[TASK] Copy the records below line for line, starting with the first line of the records and ending with the line that contains "cell-asia-2011: 2.8 (749, 539, 777, 560)".

[Entries from a dataset]
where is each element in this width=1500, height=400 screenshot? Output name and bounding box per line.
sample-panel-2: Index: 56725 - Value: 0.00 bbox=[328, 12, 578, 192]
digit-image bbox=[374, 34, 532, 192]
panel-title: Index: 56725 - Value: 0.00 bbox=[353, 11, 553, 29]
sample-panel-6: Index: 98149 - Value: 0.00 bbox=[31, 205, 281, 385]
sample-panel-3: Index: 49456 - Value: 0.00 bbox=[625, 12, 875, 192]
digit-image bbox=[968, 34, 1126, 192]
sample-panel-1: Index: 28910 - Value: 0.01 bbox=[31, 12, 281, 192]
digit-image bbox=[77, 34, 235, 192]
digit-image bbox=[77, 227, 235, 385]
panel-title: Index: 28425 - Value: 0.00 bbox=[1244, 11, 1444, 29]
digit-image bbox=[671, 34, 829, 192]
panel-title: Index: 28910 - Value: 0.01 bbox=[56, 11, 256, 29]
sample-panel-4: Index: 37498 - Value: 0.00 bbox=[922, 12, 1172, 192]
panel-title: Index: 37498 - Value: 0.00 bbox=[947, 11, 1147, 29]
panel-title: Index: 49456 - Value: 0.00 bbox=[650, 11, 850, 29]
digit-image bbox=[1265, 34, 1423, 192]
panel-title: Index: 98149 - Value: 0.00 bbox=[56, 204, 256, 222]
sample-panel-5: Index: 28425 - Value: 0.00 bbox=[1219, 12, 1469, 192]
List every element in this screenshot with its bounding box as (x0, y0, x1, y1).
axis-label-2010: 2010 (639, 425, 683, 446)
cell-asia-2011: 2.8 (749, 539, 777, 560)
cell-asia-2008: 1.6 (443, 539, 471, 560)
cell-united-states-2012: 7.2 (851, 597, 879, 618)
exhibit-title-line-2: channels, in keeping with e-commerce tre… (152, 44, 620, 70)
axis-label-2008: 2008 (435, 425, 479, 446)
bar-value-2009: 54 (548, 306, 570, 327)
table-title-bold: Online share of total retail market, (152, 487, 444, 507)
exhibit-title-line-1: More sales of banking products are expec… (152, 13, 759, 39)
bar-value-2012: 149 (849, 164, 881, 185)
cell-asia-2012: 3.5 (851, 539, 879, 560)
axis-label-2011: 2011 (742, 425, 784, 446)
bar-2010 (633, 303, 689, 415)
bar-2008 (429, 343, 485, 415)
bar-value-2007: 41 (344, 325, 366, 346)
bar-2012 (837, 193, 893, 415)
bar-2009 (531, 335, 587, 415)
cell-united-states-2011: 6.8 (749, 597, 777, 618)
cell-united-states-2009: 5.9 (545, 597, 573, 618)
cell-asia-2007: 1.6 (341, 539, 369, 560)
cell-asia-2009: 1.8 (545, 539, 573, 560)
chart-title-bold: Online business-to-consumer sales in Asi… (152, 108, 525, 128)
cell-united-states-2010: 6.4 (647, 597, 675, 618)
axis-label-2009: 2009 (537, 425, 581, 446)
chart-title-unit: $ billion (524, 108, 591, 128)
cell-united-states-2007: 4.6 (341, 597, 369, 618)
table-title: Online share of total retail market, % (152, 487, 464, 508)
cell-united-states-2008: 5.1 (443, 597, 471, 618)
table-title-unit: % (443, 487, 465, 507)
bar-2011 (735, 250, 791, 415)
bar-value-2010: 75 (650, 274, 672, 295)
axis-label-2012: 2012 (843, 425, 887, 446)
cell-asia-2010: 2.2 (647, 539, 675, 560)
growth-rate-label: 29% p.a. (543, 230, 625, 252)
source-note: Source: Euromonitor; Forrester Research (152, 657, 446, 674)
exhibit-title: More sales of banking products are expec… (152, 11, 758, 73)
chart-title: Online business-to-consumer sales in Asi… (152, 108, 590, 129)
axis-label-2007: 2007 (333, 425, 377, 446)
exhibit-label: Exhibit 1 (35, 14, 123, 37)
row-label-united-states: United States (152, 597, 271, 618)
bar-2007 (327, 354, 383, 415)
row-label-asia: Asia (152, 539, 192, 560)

[REPLY]
where is each element in this width=1500, height=400 screenshot? Output name and bounding box per line.
sample-panel-2: Index: 56725 - Value: 0.00 bbox=[328, 12, 578, 192]
digit-image bbox=[374, 34, 532, 192]
panel-title: Index: 56725 - Value: 0.00 bbox=[353, 11, 553, 29]
sample-panel-6: Index: 98149 - Value: 0.00 bbox=[31, 205, 281, 385]
sample-panel-3: Index: 49456 - Value: 0.00 bbox=[625, 12, 875, 192]
digit-image bbox=[968, 34, 1126, 192]
sample-panel-1: Index: 28910 - Value: 0.01 bbox=[31, 12, 281, 192]
digit-image bbox=[77, 34, 235, 192]
digit-image bbox=[77, 227, 235, 385]
panel-title: Index: 28425 - Value: 0.00 bbox=[1244, 11, 1444, 29]
digit-image bbox=[671, 34, 829, 192]
panel-title: Index: 28910 - Value: 0.01 bbox=[56, 11, 256, 29]
sample-panel-4: Index: 37498 - Value: 0.00 bbox=[922, 12, 1172, 192]
panel-title: Index: 37498 - Value: 0.00 bbox=[947, 11, 1147, 29]
panel-title: Index: 49456 - Value: 0.00 bbox=[650, 11, 850, 29]
digit-image bbox=[1265, 34, 1423, 192]
panel-title: Index: 98149 - Value: 0.00 bbox=[56, 204, 256, 222]
sample-panel-5: Index: 28425 - Value: 0.00 bbox=[1219, 12, 1469, 192]
List every element in this screenshot with its bounding box as (x0, y0, x1, y1).
axis-label-2010: 2010 (639, 425, 683, 446)
cell-asia-2011: 2.8 (749, 539, 777, 560)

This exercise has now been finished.